## Records for this exercise
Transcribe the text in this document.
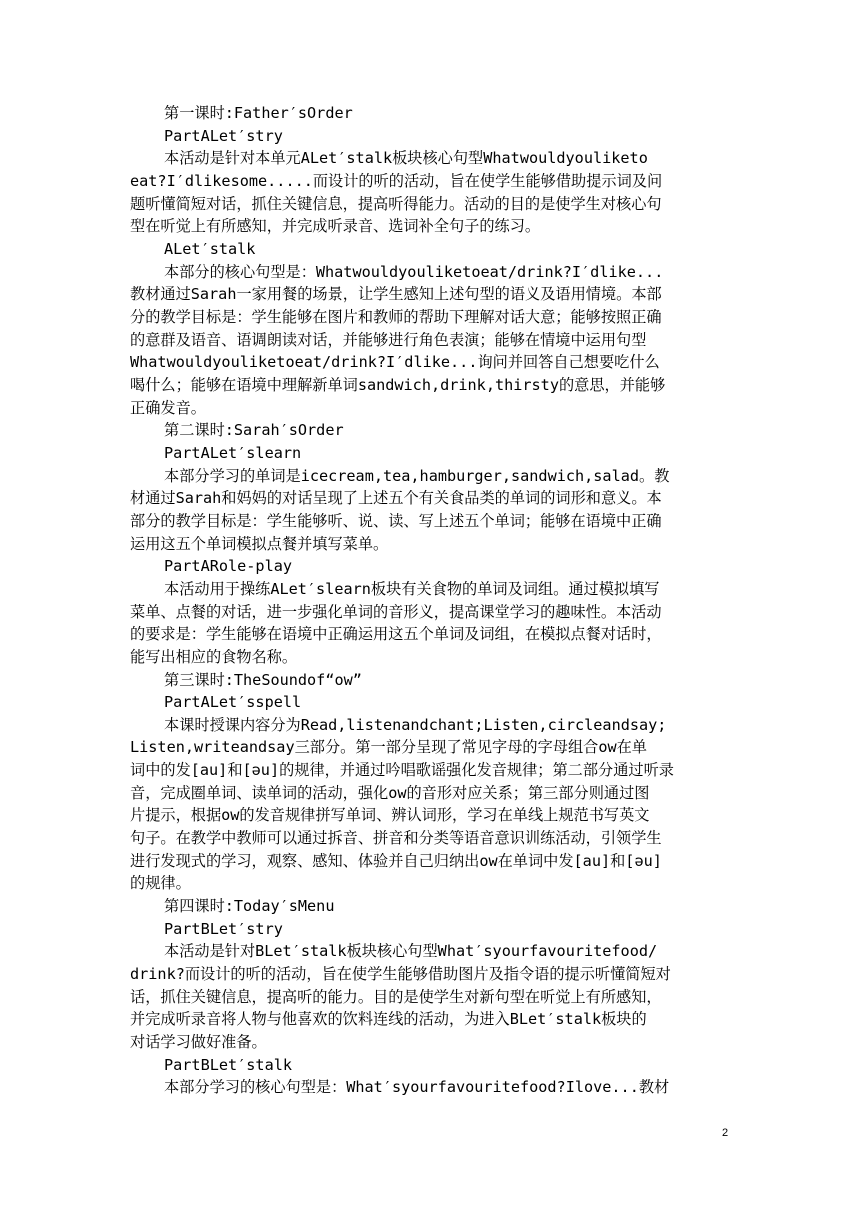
第一课时:Father′sOrder
PartALet′stry
本活动是针对本单元ALet′stalk板块核心句型Whatwouldyouliketo
eat?I′dlikesome.....而设计的听的活动，旨在使学生能够借助提示词及问
题听懂简短对话，抓住关键信息，提高听得能力。活动的目的是使学生对核心句
型在听觉上有所感知，并完成听录音、选词补全句子的练习。
ALet′stalk
本部分的核心句型是：Whatwouldyouliketoeat/drink?I′dlike...
教材通过Sarah一家用餐的场景，让学生感知上述句型的语义及语用情境。本部
分的教学目标是：学生能够在图片和教师的帮助下理解对话大意；能够按照正确
的意群及语音、语调朗读对话，并能够进行角色表演；能够在情境中运用句型
Whatwouldyouliketoeat/drink?I′dlike...询问并回答自己想要吃什么
喝什么；能够在语境中理解新单词sandwich,drink,thirsty的意思，并能够
正确发音。
第二课时:Sarah′sOrder
PartALet′slearn
本部分学习的单词是icecream,tea,hamburger,sandwich,salad。教
材通过Sarah和妈妈的对话呈现了上述五个有关食品类的单词的词形和意义。本
部分的教学目标是：学生能够听、说、读、写上述五个单词；能够在语境中正确
运用这五个单词模拟点餐并填写菜单。
PartARole-play
本活动用于操练ALet′slearn板块有关食物的单词及词组。通过模拟填写
菜单、点餐的对话，进一步强化单词的音形义，提高课堂学习的趣味性。本活动
的要求是：学生能够在语境中正确运用这五个单词及词组，在模拟点餐对话时，
能写出相应的食物名称。
第三课时:TheSoundof“ow”
PartALet′sspell
本课时授课内容分为Read,listenandchant;Listen,circleandsay;
Listen,writeandsay三部分。第一部分呈现了常见字母的字母组合ow在单
词中的发[au]和[əu]的规律，并通过吟唱歌谣强化发音规律；第二部分通过听录
音，完成圈单词、读单词的活动，强化ow的音形对应关系；第三部分则通过图
片提示，根据ow的发音规律拼写单词、辨认词形，学习在单线上规范书写英文
句子。在教学中教师可以通过拆音、拼音和分类等语音意识训练活动，引领学生
进行发现式的学习，观察、感知、体验并自己归纳出ow在单词中发[au]和[əu]
的规律。
第四课时:Today′sMenu
PartBLet′stry
本活动是针对BLet′stalk板块核心句型What′syourfavouritefood/
drink?而设计的听的活动，旨在使学生能够借助图片及指令语的提示听懂简短对
话，抓住关键信息，提高听的能力。目的是使学生对新句型在听觉上有所感知，
并完成听录音将人物与他喜欢的饮料连线的活动，为进入BLet′stalk板块的
对话学习做好准备。
PartBLet′stalk
本部分学习的核心句型是：What′syourfavouritefood?Ilove...教材
2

## Prompt
Without including any pictures, print all of the material exactly as given.

## Answer in full
Transcribe the text in this document.
第一课时:Father′sOrder
PartALet′stry
本活动是针对本单元ALet′stalk板块核心句型Whatwouldyouliketo
eat?I′dlikesome.....而设计的听的活动，旨在使学生能够借助提示词及问
题听懂简短对话，抓住关键信息，提高听得能力。活动的目的是使学生对核心句
型在听觉上有所感知，并完成听录音、选词补全句子的练习。
ALet′stalk
本部分的核心句型是：Whatwouldyouliketoeat/drink?I′dlike...
教材通过Sarah一家用餐的场景，让学生感知上述句型的语义及语用情境。本部
分的教学目标是：学生能够在图片和教师的帮助下理解对话大意；能够按照正确
的意群及语音、语调朗读对话，并能够进行角色表演；能够在情境中运用句型
Whatwouldyouliketoeat/drink?I′dlike...询问并回答自己想要吃什么
喝什么；能够在语境中理解新单词sandwich,drink,thirsty的意思，并能够
正确发音。
第二课时:Sarah′sOrder
PartALet′slearn
本部分学习的单词是icecream,tea,hamburger,sandwich,salad。教
材通过Sarah和妈妈的对话呈现了上述五个有关食品类的单词的词形和意义。本
部分的教学目标是：学生能够听、说、读、写上述五个单词；能够在语境中正确
运用这五个单词模拟点餐并填写菜单。
PartARole-play
本活动用于操练ALet′slearn板块有关食物的单词及词组。通过模拟填写
菜单、点餐的对话，进一步强化单词的音形义，提高课堂学习的趣味性。本活动
的要求是：学生能够在语境中正确运用这五个单词及词组，在模拟点餐对话时，
能写出相应的食物名称。
第三课时:TheSoundof“ow”
PartALet′sspell
本课时授课内容分为Read,listenandchant;Listen,circleandsay;
Listen,writeandsay三部分。第一部分呈现了常见字母的字母组合ow在单
词中的发[au]和[əu]的规律，并通过吟唱歌谣强化发音规律；第二部分通过听录
音，完成圈单词、读单词的活动，强化ow的音形对应关系；第三部分则通过图
片提示，根据ow的发音规律拼写单词、辨认词形，学习在单线上规范书写英文
句子。在教学中教师可以通过拆音、拼音和分类等语音意识训练活动，引领学生
进行发现式的学习，观察、感知、体验并自己归纳出ow在单词中发[au]和[əu]
的规律。
第四课时:Today′sMenu
PartBLet′stry
本活动是针对BLet′stalk板块核心句型What′syourfavouritefood/
drink?而设计的听的活动，旨在使学生能够借助图片及指令语的提示听懂简短对
话，抓住关键信息，提高听的能力。目的是使学生对新句型在听觉上有所感知，
并完成听录音将人物与他喜欢的饮料连线的活动，为进入BLet′stalk板块的
对话学习做好准备。
PartBLet′stalk
本部分学习的核心句型是：What′syourfavouritefood?Ilove...教材
2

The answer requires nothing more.